╭─ DATASET RECORDS
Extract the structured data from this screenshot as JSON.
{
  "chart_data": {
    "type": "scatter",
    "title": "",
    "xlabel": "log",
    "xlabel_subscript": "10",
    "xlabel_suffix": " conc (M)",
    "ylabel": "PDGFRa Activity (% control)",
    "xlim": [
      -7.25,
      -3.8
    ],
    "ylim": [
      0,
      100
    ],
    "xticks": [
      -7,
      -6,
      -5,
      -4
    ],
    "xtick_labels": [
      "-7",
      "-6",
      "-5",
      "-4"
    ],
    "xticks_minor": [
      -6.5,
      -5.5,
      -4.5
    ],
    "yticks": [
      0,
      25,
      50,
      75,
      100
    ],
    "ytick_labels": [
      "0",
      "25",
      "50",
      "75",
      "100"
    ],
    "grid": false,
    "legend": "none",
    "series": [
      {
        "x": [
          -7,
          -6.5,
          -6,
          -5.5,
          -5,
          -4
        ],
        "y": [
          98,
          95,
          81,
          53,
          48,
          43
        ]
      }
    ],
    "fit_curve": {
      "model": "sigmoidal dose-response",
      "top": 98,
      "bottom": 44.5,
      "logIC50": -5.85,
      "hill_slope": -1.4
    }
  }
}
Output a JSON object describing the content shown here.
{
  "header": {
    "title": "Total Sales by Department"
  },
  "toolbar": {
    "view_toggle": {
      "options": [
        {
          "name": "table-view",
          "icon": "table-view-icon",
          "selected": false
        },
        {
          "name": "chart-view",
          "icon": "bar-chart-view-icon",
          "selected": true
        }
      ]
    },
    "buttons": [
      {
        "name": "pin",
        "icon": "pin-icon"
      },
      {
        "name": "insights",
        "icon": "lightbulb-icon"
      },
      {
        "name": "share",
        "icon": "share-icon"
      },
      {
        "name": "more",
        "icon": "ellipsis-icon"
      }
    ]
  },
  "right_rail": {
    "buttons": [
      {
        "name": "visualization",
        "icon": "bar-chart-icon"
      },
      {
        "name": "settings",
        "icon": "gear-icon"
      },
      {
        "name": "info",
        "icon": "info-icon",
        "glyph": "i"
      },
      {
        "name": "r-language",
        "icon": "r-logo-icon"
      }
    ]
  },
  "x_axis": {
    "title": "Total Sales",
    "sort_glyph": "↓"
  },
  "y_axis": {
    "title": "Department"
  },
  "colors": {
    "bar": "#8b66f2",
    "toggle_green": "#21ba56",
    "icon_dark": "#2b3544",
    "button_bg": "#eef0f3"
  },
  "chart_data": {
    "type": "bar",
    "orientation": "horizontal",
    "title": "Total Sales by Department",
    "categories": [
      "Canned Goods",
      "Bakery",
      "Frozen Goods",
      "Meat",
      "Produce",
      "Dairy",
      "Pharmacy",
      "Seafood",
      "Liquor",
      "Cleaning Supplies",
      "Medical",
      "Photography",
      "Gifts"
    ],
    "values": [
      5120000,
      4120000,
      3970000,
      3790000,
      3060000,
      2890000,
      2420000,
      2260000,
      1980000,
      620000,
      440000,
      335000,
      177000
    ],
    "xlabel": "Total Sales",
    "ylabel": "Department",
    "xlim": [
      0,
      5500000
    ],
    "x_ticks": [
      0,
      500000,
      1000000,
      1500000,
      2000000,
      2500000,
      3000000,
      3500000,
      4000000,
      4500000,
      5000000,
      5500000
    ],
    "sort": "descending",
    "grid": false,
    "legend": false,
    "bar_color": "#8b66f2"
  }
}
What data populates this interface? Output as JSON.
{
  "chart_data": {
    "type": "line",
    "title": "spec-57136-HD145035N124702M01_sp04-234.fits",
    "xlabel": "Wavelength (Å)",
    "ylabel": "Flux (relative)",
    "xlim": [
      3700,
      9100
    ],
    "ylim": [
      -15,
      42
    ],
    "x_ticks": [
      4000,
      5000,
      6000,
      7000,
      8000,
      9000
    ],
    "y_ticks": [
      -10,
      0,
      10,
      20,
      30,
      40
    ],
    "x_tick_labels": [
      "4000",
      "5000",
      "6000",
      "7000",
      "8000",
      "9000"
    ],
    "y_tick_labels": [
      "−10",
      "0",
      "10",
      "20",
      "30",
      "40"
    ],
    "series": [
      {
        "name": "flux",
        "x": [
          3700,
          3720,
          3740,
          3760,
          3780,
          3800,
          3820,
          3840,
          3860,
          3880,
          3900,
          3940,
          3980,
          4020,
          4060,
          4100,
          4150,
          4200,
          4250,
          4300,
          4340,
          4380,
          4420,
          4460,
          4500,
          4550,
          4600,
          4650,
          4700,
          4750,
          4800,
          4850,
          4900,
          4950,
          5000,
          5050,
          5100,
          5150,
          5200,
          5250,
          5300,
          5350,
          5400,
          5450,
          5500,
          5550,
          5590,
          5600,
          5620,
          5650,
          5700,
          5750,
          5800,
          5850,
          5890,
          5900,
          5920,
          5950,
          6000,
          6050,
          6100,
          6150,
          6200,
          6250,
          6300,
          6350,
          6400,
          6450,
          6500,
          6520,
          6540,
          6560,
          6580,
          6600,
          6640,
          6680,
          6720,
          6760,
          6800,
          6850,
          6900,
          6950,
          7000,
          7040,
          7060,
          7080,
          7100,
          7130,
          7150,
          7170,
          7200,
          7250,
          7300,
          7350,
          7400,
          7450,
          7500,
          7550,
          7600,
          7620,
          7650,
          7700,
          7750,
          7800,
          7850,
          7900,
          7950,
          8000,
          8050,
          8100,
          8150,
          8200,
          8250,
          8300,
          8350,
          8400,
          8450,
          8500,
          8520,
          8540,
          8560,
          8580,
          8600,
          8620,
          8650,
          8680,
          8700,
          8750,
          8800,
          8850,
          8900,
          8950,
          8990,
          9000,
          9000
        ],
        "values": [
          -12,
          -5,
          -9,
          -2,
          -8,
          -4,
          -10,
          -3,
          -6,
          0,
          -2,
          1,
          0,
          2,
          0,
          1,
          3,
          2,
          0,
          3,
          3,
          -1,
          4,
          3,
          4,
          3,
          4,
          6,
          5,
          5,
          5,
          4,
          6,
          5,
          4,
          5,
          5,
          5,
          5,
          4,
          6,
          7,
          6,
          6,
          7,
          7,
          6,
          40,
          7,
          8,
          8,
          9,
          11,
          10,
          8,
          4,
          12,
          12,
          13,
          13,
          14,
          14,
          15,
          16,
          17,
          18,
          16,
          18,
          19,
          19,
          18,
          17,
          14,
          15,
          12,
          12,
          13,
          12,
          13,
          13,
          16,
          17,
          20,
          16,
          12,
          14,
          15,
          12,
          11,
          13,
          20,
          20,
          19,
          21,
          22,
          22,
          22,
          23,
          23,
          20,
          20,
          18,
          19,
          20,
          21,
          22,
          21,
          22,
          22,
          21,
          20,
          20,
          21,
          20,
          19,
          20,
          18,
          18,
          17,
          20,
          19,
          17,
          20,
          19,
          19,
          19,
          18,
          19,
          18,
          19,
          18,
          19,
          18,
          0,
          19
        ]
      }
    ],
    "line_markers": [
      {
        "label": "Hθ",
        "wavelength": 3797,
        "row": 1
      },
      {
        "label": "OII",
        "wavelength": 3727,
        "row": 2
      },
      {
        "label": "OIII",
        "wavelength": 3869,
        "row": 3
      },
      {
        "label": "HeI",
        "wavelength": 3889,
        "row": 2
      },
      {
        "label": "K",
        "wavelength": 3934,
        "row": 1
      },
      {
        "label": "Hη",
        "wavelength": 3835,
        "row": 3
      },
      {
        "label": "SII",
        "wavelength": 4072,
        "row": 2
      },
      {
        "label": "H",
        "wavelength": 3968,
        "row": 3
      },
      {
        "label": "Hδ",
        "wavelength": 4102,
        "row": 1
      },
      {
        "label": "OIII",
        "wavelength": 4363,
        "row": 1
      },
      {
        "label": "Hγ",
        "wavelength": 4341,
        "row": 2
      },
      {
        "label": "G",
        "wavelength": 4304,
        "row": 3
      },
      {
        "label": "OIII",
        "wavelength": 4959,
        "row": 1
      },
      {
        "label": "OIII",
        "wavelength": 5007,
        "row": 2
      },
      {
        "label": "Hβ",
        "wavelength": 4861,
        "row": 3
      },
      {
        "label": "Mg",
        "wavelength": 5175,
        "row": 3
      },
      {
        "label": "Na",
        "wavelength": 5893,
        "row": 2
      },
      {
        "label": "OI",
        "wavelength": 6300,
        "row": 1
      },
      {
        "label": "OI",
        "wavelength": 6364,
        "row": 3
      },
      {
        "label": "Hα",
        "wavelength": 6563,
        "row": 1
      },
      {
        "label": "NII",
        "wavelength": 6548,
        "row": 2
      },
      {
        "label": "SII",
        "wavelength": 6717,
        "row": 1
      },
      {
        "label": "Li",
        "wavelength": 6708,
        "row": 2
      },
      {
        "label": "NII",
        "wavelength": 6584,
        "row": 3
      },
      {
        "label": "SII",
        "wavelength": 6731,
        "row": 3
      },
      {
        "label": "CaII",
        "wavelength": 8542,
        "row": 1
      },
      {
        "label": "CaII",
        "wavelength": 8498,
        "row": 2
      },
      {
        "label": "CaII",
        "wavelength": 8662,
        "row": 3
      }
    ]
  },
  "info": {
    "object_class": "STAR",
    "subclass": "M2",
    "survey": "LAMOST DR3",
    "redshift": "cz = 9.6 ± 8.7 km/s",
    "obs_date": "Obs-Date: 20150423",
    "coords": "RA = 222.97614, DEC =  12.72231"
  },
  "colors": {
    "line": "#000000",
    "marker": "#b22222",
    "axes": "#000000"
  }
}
╰─
**YOUR GOAL:** State only the count of lines above that hold the string "false".

**ANSWER TO THIS TASK:** 4